An exact copy of every record is needed.
===== Excerpted records =====
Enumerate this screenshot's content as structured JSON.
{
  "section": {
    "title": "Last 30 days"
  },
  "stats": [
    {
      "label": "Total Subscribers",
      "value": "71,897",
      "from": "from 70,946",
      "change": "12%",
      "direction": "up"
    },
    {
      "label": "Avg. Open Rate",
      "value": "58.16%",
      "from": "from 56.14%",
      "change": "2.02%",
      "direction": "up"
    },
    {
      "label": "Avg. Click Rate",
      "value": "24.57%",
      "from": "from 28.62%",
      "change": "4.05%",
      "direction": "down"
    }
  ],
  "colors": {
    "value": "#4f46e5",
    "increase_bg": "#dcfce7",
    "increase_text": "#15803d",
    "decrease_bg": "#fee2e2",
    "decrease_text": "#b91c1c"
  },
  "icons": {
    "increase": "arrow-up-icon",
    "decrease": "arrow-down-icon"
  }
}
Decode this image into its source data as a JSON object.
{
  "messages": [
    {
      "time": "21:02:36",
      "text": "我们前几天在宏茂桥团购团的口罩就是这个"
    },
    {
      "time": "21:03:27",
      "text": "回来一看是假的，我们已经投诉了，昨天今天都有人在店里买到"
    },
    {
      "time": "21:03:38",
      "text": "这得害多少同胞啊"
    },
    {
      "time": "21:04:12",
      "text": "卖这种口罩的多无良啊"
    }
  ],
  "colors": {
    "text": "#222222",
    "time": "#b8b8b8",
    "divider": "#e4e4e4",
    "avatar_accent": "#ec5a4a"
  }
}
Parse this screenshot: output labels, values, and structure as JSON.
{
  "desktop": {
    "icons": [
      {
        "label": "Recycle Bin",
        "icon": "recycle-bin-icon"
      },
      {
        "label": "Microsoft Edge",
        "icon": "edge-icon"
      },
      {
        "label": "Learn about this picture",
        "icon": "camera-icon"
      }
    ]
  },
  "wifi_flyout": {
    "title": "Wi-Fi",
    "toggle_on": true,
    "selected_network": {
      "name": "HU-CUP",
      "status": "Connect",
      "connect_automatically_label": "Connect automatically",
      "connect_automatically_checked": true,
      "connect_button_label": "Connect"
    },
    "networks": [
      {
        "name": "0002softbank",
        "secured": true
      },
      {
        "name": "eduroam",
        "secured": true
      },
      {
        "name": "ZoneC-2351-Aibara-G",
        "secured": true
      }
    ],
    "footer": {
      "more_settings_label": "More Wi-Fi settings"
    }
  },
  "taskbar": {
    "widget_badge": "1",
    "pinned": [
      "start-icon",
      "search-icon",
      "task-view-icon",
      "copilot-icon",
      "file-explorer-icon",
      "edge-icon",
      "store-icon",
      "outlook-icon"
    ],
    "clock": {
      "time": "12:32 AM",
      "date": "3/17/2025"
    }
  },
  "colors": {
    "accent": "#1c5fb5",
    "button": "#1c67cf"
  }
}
=====
▸ **Finished exercise**:
Enumerate this screenshot's content as structured JSON.
{
  "section": {
    "title": "Last 30 days"
  },
  "stats": [
    {
      "label": "Total Subscribers",
      "value": "71,897",
      "from": "from 70,946",
      "change": "12%",
      "direction": "up"
    },
    {
      "label": "Avg. Open Rate",
      "value": "58.16%",
      "from": "from 56.14%",
      "change": "2.02%",
      "direction": "up"
    },
    {
      "label": "Avg. Click Rate",
      "value": "24.57%",
      "from": "from 28.62%",
      "change": "4.05%",
      "direction": "down"
    }
  ],
  "colors": {
    "value": "#4f46e5",
    "increase_bg": "#dcfce7",
    "increase_text": "#15803d",
    "decrease_bg": "#fee2e2",
    "decrease_text": "#b91c1c"
  },
  "icons": {
    "increase": "arrow-up-icon",
    "decrease": "arrow-down-icon"
  }
}
Decode this image into its source data as a JSON object.
{
  "messages": [
    {
      "time": "21:02:36",
      "text": "我们前几天在宏茂桥团购团的口罩就是这个"
    },
    {
      "time": "21:03:27",
      "text": "回来一看是假的，我们已经投诉了，昨天今天都有人在店里买到"
    },
    {
      "time": "21:03:38",
      "text": "这得害多少同胞啊"
    },
    {
      "time": "21:04:12",
      "text": "卖这种口罩的多无良啊"
    }
  ],
  "colors": {
    "text": "#222222",
    "time": "#b8b8b8",
    "divider": "#e4e4e4",
    "avatar_accent": "#ec5a4a"
  }
}
Parse this screenshot: output labels, values, and structure as JSON.
{
  "desktop": {
    "icons": [
      {
        "label": "Recycle Bin",
        "icon": "recycle-bin-icon"
      },
      {
        "label": "Microsoft Edge",
        "icon": "edge-icon"
      },
      {
        "label": "Learn about this picture",
        "icon": "camera-icon"
      }
    ]
  },
  "wifi_flyout": {
    "title": "Wi-Fi",
    "toggle_on": true,
    "selected_network": {
      "name": "HU-CUP",
      "status": "Connect",
      "connect_automatically_label": "Connect automatically",
      "connect_automatically_checked": true,
      "connect_button_label": "Connect"
    },
    "networks": [
      {
        "name": "0002softbank",
        "secured": true
      },
      {
        "name": "eduroam",
        "secured": true
      },
      {
        "name": "ZoneC-2351-Aibara-G",
        "secured": true
      }
    ],
    "footer": {
      "more_settings_label": "More Wi-Fi settings"
    }
  },
  "taskbar": {
    "widget_badge": "1",
    "pinned": [
      "start-icon",
      "search-icon",
      "task-view-icon",
      "copilot-icon",
      "file-explorer-icon",
      "edge-icon",
      "store-icon",
      "outlook-icon"
    ],
    "clock": {
      "time": "12:32 AM",
      "date": "3/17/2025"
    }
  },
  "colors": {
    "accent": "#1c5fb5",
    "button": "#1c67cf"
  }
}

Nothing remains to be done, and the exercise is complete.